Exercise objective:
Search the data for the string "幼年类风湿关节炎" and extract every line where it appears.

Entries shown:
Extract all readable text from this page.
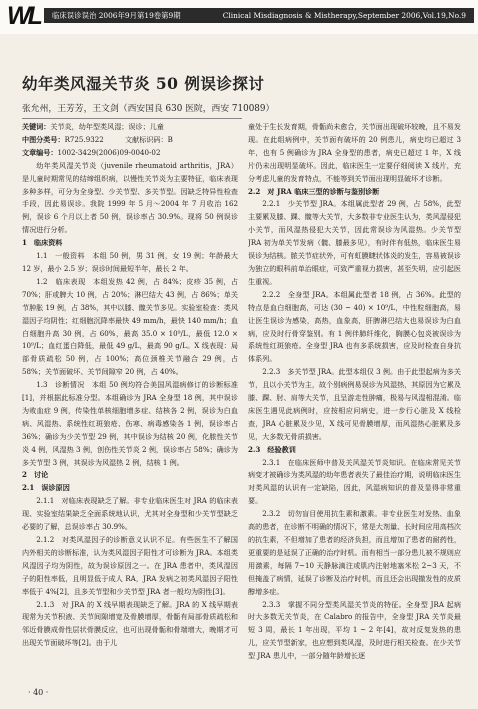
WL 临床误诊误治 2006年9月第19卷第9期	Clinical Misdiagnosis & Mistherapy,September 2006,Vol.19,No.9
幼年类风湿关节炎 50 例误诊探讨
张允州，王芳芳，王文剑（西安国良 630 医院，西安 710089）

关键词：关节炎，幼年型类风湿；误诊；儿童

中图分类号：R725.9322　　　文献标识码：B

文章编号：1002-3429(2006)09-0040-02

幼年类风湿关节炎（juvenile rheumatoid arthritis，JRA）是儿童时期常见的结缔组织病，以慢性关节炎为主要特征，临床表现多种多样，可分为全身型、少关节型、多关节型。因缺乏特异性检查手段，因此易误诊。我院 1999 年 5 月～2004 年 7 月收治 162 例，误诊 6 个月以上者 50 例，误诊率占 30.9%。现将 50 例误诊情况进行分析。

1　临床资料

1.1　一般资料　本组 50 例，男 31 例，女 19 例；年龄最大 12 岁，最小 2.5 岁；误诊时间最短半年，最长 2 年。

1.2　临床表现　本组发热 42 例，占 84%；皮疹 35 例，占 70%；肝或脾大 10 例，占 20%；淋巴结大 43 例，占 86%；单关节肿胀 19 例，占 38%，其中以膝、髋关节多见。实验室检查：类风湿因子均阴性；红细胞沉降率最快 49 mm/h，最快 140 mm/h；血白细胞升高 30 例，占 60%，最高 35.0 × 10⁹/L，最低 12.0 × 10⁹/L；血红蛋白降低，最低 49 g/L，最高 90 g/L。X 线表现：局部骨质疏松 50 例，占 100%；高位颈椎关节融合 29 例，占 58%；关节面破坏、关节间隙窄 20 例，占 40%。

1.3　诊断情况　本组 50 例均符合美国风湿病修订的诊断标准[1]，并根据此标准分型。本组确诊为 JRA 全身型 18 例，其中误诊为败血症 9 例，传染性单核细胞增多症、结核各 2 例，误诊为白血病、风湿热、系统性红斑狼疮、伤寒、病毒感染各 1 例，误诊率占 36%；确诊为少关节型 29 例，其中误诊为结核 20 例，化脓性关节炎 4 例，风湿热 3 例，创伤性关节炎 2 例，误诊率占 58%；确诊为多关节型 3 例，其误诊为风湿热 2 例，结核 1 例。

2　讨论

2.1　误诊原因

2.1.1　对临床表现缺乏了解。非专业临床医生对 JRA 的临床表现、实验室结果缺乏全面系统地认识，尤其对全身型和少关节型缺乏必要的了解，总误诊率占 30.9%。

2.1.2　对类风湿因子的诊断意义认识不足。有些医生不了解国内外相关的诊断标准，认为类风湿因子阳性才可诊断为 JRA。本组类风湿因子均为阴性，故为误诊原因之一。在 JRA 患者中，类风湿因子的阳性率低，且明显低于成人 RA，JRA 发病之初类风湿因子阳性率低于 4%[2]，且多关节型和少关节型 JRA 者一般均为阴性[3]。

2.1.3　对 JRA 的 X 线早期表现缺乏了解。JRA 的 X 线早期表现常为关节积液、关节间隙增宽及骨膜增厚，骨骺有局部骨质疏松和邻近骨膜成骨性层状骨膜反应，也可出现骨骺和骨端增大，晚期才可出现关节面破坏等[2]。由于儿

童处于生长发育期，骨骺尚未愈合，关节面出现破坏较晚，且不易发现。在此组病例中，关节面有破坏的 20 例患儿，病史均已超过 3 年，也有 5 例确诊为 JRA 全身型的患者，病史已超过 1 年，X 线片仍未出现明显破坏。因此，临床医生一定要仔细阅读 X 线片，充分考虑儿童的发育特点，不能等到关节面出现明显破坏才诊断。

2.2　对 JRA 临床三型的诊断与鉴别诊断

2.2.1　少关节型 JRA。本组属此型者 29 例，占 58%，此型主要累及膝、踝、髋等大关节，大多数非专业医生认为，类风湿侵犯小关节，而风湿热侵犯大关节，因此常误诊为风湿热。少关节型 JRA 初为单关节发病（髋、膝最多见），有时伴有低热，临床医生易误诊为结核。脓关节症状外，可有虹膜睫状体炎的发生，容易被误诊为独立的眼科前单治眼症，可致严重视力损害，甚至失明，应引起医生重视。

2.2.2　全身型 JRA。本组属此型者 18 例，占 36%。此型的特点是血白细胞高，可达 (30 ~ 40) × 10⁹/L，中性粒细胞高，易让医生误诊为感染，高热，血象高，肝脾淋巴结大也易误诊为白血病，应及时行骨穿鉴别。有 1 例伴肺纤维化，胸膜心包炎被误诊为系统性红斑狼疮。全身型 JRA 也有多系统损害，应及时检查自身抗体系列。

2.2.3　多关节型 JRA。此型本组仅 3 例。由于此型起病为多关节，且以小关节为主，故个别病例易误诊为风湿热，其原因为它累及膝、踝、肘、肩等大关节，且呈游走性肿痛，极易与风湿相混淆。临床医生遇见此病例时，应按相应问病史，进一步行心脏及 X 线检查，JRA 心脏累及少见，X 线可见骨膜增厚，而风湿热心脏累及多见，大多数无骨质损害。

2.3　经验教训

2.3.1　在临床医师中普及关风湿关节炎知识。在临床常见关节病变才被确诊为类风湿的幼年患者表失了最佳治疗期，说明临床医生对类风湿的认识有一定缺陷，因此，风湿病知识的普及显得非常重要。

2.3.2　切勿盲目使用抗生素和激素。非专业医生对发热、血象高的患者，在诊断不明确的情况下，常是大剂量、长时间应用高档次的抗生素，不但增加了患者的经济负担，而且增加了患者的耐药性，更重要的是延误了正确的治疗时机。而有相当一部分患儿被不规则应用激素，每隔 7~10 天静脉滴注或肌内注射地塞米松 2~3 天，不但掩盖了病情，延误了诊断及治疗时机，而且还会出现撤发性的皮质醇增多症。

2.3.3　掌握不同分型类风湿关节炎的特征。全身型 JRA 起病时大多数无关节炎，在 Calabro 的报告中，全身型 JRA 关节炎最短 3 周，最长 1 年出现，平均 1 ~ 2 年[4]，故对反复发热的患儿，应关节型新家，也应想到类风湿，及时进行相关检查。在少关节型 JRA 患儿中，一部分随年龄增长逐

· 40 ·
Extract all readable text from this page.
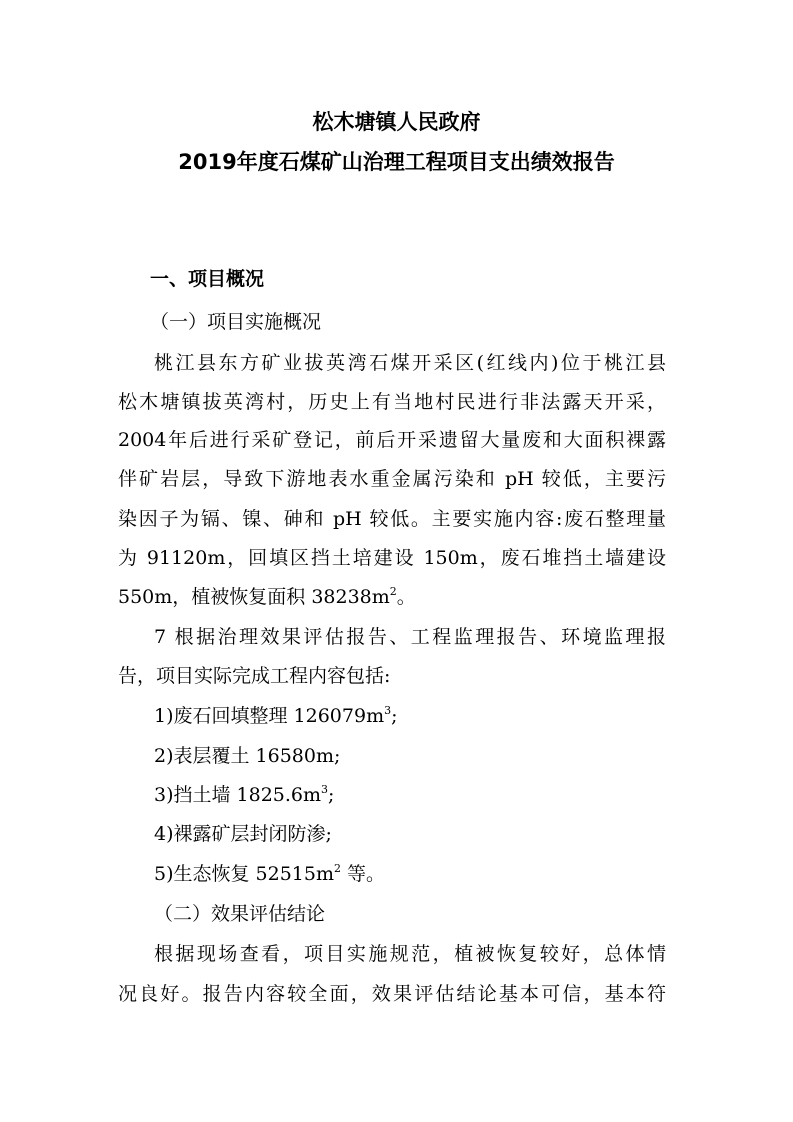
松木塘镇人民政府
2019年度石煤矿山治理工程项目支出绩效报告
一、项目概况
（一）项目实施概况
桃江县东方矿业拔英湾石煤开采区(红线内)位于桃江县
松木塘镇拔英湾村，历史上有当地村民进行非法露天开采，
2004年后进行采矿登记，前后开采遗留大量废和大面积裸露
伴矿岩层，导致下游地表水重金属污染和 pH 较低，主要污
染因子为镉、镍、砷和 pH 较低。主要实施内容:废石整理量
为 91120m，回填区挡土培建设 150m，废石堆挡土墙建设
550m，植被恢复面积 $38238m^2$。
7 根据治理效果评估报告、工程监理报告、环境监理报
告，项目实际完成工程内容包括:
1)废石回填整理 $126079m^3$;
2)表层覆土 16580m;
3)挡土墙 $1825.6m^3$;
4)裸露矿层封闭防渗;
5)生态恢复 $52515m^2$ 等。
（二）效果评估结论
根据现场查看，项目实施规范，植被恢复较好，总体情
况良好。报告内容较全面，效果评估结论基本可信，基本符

...

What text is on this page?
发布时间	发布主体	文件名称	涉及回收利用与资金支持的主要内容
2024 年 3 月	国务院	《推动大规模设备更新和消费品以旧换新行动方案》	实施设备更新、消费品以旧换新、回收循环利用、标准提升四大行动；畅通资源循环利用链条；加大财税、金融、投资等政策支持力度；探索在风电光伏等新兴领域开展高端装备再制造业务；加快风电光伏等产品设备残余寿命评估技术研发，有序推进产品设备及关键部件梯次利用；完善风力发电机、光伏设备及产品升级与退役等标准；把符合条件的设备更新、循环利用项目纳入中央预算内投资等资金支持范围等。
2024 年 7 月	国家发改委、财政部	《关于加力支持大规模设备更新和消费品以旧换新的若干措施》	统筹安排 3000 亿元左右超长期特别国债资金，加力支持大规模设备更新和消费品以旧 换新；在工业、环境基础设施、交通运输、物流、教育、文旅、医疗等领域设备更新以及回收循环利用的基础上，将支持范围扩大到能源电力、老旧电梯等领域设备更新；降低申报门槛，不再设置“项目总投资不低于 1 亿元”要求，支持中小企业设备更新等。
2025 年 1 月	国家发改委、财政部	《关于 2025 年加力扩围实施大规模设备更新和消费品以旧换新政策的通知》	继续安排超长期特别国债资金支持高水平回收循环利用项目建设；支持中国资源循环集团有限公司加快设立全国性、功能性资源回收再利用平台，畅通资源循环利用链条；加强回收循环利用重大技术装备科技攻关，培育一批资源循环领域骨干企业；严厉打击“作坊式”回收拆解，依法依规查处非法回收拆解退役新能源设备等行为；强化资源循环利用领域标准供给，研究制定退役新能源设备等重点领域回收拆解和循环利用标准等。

--

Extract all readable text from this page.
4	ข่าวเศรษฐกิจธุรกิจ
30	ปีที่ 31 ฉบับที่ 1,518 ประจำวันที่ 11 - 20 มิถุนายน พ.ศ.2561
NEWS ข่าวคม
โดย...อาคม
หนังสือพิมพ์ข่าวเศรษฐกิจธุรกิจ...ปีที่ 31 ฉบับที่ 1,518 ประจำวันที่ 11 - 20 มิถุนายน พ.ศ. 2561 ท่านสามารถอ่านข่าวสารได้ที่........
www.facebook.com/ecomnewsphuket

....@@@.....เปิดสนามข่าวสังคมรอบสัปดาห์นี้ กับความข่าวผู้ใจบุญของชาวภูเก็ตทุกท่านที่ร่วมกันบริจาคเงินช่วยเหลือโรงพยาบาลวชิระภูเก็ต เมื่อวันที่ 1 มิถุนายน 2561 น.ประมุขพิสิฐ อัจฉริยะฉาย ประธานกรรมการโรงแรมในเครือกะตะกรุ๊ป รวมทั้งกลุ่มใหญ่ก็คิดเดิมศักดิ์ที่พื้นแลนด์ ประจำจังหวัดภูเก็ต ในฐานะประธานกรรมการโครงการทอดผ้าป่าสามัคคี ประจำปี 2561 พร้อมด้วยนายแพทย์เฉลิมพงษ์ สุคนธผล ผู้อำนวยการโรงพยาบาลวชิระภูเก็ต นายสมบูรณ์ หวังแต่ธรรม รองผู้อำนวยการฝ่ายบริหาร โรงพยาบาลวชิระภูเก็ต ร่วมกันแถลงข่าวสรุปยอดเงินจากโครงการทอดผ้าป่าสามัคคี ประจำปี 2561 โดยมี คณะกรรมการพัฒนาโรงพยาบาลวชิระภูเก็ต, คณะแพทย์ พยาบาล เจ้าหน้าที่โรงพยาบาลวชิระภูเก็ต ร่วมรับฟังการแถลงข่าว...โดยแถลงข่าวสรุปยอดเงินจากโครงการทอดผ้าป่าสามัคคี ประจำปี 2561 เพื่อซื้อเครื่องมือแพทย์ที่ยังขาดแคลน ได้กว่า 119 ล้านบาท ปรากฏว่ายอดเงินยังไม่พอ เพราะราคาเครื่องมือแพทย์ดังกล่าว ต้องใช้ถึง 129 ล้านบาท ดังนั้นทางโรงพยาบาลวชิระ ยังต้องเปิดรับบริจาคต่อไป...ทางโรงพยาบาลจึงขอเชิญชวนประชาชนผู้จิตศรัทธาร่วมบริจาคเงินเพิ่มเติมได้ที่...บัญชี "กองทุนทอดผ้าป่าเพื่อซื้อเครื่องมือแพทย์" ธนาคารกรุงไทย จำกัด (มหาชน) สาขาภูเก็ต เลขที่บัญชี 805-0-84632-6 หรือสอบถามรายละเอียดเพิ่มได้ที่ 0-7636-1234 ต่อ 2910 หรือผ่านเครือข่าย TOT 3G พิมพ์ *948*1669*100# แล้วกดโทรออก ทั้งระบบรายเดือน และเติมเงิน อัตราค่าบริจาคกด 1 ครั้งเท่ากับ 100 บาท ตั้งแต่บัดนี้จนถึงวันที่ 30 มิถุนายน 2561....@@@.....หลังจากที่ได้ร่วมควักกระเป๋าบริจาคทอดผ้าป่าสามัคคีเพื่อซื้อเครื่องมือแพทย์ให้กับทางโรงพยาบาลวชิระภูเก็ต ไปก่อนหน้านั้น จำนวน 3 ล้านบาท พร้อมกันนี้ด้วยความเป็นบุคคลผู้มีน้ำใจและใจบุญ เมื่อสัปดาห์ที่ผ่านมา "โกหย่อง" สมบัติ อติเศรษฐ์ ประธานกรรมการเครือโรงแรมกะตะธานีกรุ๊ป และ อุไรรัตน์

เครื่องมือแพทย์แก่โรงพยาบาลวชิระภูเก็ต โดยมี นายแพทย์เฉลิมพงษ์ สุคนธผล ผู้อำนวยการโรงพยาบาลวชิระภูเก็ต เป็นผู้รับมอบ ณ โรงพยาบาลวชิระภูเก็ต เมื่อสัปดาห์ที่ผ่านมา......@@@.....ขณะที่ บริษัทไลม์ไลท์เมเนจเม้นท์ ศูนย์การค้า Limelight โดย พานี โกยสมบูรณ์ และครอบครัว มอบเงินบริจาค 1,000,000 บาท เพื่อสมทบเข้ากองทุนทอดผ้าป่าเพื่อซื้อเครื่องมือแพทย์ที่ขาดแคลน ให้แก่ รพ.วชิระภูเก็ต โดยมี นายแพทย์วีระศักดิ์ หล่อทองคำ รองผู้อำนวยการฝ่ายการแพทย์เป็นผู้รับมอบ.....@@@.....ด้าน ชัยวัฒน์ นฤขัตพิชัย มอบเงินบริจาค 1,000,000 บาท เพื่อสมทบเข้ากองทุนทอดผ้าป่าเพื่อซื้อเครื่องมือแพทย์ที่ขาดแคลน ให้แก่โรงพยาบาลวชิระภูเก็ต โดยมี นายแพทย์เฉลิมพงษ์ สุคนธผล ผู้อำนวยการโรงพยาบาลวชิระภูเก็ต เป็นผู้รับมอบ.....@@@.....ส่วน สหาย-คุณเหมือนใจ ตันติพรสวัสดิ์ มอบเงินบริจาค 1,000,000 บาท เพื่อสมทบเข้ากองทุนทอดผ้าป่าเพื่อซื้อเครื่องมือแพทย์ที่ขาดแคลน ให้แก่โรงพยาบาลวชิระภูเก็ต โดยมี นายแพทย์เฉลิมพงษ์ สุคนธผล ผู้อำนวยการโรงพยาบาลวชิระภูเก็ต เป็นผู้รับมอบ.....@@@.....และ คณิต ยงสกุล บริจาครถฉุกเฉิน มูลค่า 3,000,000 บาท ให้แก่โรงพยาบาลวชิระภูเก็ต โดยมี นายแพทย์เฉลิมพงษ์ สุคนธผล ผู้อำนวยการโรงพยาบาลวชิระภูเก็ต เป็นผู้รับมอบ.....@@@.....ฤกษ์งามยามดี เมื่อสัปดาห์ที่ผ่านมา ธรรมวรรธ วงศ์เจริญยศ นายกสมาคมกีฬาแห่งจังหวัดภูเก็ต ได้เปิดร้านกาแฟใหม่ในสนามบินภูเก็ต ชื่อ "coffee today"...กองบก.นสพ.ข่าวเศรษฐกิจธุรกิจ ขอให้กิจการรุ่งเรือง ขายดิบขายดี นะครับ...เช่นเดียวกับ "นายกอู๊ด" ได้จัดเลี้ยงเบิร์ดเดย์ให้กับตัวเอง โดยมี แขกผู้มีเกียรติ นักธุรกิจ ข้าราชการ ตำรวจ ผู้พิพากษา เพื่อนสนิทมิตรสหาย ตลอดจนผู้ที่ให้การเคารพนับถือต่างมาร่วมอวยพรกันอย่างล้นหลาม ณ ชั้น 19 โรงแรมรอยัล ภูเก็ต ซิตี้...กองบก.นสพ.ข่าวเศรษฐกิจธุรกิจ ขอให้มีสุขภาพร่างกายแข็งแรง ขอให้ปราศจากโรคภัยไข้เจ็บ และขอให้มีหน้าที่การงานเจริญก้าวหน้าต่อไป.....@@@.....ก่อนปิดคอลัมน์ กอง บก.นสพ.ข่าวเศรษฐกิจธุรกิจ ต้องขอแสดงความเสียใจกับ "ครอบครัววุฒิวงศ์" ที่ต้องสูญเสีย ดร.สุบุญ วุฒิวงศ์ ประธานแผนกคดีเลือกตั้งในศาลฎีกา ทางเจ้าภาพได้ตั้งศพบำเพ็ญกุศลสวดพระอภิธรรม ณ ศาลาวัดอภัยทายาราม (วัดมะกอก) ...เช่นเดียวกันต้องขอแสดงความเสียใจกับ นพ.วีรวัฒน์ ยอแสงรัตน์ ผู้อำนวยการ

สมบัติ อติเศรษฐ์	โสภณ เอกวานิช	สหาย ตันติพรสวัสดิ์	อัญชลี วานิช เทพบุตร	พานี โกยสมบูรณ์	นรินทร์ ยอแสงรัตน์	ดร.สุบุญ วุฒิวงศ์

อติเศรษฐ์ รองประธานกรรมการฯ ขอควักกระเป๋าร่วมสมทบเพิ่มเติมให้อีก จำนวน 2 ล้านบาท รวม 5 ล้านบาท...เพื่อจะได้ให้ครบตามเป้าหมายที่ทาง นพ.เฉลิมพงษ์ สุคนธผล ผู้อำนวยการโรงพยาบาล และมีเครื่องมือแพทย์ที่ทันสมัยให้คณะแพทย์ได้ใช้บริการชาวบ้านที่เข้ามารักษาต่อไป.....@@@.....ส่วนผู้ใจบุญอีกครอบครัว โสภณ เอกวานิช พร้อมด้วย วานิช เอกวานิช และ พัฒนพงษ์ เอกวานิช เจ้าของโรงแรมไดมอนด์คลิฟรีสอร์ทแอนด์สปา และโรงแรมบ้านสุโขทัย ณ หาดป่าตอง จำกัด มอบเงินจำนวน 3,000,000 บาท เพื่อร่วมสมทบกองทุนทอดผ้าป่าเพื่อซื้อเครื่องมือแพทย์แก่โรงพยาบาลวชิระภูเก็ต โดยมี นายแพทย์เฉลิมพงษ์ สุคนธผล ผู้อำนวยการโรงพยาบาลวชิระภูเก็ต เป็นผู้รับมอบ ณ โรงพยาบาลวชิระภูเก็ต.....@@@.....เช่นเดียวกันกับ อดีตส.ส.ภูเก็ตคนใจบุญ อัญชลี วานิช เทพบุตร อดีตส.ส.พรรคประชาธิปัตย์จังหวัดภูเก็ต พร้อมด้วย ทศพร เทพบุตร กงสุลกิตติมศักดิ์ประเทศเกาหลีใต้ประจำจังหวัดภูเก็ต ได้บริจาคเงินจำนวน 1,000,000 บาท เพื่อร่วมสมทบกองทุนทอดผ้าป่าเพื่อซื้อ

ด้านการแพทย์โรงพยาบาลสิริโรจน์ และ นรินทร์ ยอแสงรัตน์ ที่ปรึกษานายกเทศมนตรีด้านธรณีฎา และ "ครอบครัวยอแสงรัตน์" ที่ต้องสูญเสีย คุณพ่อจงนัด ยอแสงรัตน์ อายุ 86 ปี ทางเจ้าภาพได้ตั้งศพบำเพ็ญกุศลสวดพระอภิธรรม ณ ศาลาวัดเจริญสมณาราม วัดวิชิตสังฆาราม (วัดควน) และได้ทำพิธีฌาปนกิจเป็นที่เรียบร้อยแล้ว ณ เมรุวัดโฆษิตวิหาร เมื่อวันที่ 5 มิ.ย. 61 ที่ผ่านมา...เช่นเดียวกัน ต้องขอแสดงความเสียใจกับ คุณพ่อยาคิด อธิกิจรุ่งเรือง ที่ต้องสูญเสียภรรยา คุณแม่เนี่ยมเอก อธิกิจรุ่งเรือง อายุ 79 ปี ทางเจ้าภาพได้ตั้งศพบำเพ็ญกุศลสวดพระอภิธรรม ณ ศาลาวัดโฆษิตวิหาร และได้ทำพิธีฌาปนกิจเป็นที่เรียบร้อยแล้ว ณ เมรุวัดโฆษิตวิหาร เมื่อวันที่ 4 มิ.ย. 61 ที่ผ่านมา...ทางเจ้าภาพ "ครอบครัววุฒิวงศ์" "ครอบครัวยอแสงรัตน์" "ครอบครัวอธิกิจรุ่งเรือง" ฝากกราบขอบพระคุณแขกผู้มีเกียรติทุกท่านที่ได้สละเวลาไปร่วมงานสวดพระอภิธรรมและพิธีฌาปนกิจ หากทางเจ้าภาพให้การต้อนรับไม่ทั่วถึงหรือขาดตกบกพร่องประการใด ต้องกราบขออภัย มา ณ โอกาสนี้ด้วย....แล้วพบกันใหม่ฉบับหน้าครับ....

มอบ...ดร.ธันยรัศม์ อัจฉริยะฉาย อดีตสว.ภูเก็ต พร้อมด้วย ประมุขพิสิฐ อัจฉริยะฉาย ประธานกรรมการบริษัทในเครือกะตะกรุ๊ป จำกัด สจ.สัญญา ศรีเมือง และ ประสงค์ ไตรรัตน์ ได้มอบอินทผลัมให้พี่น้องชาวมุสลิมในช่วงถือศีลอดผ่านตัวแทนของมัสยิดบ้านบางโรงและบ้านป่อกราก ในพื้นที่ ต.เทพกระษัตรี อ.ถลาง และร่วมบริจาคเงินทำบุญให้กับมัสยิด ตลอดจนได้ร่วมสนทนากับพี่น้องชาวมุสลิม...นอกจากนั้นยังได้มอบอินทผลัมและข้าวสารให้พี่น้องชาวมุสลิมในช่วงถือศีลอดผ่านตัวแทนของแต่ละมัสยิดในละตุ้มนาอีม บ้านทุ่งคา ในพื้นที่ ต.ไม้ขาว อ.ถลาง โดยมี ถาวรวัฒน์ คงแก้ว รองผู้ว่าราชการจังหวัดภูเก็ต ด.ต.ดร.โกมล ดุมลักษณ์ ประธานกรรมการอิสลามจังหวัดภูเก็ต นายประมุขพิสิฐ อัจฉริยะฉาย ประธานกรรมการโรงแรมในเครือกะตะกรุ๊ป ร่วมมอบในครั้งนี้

Complete output:
幼年类风湿关节炎 50 例误诊探讨
幼年类风湿关节炎（juvenile rheumatoid arthritis，JRA）是儿童时期常见的结缔组织病，以慢性关节炎为主要特征，临床表现多种多样，可分为全身型、少关节型、多关节型。因缺乏特异性检查手段，因此易误诊。我院 1999 年 5 月～2004 年 7 月收治 162 例，误诊 6 个月以上者 50 例，误诊率占 30.9%。现将 50 例误诊情况进行分析。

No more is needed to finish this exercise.